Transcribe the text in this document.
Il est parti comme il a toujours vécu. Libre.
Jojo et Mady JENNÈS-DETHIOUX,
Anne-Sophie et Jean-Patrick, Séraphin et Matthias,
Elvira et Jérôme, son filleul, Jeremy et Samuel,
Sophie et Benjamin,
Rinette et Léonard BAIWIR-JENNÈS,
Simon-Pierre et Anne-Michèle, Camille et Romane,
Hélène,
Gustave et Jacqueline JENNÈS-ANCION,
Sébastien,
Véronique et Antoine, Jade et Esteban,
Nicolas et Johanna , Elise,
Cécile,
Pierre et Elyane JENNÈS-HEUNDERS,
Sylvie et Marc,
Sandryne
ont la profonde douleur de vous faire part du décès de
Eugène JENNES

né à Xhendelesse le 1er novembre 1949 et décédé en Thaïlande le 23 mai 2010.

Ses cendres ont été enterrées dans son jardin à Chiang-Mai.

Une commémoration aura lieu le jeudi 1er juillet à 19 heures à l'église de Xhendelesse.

INSTRUCTIONS FOR THE TASK:
Show the lines of the records that contain the word "JENNÈS".

EXERCISE ANSWER:
Jojo et Mady JENNÈS-DETHIOUX,
Rinette et Léonard BAIWIR-JENNÈS,
Gustave et Jacqueline JENNÈS-ANCION,
Pierre et Elyane JENNÈS-HEUNDERS,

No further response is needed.